MATERIAL TO PROCESS
□ □ □ □

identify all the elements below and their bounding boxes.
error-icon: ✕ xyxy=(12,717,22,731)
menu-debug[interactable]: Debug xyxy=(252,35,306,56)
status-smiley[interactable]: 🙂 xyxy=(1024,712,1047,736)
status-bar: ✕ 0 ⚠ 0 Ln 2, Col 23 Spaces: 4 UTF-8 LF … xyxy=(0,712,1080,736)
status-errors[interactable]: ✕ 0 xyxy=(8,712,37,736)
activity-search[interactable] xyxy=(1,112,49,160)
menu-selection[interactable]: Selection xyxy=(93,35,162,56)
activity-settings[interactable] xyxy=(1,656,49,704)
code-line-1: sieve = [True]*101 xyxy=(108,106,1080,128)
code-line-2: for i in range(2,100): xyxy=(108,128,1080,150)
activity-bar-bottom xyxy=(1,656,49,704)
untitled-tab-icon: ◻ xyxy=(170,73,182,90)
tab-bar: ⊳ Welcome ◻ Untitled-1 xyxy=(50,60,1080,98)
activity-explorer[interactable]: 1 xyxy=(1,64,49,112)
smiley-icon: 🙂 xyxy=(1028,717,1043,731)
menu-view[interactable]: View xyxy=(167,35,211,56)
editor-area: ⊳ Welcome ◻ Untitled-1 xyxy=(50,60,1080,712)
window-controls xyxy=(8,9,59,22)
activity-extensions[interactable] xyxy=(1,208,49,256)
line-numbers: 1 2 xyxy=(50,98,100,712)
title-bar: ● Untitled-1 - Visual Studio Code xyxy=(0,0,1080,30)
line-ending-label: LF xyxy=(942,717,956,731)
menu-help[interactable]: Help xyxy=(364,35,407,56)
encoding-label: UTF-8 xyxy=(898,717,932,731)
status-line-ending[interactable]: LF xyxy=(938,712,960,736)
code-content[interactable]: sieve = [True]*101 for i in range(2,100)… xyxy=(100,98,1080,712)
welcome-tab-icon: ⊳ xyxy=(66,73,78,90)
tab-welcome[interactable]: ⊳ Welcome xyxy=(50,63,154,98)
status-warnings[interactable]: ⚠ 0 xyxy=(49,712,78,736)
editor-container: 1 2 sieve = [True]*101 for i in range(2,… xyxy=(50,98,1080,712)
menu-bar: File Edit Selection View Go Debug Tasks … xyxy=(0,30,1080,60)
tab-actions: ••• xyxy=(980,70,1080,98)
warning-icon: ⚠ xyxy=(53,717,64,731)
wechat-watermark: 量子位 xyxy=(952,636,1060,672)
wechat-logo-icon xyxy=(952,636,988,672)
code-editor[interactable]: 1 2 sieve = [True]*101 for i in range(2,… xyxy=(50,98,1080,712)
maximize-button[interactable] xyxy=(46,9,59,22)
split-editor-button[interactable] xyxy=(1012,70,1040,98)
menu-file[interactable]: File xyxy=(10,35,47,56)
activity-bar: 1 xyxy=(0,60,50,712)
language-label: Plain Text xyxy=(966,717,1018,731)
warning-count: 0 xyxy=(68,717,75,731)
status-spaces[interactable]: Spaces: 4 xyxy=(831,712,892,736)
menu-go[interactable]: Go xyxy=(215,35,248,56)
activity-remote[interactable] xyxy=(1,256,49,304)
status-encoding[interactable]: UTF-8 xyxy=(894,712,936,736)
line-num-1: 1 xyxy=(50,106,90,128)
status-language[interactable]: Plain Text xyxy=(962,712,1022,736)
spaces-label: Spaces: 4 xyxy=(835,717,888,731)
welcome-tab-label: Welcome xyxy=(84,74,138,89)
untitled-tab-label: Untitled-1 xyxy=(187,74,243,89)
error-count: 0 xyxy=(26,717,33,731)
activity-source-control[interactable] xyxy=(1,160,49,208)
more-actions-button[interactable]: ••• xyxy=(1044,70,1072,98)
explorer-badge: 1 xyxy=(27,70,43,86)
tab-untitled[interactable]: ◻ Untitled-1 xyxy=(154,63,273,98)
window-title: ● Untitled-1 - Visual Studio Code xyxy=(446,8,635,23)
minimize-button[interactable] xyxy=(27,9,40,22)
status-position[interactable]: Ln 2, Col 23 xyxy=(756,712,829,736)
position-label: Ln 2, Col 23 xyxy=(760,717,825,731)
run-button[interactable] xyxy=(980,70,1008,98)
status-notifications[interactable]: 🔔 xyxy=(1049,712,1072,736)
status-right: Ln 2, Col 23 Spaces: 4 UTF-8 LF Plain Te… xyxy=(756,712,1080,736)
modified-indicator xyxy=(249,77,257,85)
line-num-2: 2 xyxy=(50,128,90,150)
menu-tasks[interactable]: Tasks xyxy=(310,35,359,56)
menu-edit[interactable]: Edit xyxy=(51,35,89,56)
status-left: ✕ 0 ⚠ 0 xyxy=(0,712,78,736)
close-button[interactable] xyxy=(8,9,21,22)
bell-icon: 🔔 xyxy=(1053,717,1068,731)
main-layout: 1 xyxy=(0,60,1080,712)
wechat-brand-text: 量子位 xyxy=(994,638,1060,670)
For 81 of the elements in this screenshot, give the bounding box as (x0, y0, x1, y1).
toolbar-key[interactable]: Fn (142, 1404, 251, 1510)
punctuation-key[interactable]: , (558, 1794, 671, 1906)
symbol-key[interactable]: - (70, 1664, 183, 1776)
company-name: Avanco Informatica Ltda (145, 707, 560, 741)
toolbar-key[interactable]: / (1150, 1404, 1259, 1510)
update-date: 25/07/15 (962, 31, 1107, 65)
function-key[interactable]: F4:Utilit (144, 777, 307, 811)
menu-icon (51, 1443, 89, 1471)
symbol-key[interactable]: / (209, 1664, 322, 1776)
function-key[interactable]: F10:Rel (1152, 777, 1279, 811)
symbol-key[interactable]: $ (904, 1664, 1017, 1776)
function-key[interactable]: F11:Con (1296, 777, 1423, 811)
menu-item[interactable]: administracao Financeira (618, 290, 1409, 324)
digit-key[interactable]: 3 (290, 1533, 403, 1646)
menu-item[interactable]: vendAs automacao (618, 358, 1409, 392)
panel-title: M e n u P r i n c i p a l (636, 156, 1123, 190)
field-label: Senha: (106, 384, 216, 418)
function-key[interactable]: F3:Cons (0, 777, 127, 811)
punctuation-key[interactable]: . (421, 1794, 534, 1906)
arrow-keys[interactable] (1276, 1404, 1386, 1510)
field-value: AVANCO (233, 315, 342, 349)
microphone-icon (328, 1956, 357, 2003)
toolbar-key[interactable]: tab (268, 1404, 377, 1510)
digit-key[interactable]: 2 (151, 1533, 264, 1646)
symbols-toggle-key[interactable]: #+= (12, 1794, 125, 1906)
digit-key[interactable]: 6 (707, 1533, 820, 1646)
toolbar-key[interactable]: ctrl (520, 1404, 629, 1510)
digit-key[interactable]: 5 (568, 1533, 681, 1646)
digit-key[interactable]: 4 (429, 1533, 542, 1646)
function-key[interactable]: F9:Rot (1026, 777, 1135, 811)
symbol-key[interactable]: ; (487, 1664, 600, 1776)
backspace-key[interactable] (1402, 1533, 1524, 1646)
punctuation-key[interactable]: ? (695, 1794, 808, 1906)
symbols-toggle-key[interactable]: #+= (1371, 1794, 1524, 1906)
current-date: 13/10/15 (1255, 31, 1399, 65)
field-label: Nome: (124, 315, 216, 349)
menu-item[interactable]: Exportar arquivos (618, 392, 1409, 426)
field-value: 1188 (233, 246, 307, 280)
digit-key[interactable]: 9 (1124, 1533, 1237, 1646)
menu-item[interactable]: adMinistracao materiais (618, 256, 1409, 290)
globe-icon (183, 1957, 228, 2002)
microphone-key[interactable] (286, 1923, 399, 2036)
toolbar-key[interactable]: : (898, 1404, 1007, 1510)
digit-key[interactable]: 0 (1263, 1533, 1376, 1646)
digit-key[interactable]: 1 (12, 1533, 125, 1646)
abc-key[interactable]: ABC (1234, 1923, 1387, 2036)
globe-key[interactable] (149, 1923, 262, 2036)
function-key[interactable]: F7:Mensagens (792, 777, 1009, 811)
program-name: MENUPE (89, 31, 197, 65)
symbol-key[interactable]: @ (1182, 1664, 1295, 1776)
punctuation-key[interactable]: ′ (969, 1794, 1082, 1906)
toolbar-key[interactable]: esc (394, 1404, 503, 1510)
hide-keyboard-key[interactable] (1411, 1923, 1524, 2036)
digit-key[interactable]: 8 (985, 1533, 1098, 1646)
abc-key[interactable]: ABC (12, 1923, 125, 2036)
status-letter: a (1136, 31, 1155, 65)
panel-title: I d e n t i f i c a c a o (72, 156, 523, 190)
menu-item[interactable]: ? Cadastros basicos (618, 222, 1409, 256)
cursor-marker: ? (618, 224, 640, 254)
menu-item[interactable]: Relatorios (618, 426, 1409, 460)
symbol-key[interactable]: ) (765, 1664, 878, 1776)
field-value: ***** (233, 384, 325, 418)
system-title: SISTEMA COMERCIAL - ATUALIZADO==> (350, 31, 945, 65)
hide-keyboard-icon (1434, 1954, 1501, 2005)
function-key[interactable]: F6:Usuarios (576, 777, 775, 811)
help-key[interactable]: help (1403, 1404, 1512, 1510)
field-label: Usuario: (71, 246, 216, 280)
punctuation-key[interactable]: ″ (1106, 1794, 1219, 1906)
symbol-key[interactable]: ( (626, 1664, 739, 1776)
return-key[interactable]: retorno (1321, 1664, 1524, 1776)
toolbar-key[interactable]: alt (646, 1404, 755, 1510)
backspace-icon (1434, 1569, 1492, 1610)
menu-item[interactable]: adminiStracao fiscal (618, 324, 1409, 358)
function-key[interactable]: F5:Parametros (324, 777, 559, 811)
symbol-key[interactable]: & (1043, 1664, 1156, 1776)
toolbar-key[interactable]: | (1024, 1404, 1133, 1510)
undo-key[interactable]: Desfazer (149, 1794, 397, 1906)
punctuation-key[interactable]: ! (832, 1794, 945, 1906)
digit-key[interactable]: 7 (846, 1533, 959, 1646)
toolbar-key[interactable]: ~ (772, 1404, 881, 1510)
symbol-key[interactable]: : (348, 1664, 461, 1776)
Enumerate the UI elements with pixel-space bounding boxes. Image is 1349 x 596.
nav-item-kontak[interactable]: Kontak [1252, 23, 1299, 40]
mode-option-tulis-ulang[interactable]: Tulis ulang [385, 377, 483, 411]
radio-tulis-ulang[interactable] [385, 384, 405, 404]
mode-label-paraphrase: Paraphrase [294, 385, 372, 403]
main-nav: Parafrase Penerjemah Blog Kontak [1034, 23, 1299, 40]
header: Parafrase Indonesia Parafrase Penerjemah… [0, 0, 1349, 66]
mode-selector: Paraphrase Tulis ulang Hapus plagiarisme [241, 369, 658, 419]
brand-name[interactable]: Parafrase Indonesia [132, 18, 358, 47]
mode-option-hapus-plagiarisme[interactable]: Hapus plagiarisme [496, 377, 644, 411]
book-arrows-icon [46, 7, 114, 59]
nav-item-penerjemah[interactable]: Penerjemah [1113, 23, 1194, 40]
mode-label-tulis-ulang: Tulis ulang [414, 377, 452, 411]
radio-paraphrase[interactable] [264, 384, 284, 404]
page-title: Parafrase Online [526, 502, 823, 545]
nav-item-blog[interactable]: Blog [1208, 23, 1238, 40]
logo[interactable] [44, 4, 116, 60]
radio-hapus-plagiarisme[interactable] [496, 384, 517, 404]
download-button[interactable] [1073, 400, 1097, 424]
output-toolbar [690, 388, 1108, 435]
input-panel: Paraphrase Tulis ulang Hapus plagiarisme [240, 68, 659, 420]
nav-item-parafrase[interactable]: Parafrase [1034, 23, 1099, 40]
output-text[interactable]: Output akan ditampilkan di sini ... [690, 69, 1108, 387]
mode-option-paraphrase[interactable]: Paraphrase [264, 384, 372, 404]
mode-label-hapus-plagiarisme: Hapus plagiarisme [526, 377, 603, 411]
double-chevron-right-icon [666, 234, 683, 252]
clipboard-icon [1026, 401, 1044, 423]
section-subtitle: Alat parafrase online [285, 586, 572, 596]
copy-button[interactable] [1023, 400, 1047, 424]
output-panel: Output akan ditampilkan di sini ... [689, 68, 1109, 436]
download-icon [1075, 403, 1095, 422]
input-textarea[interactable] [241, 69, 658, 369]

□ □ □ □

Which lines of the items above contain the word "plagiarisme"? Copy each of them out in full, matching case exactly.

mode-selector: Paraphrase Tulis ulang Hapus plagiarisme [241, 369, 658, 419]
mode-option-hapus-plagiarisme[interactable]: Hapus plagiarisme [496, 377, 644, 411]
radio-hapus-plagiarisme[interactable] [496, 384, 517, 404]
input-panel: Paraphrase Tulis ulang Hapus plagiarisme [240, 68, 659, 420]
mode-label-hapus-plagiarisme: Hapus plagiarisme [526, 377, 603, 411]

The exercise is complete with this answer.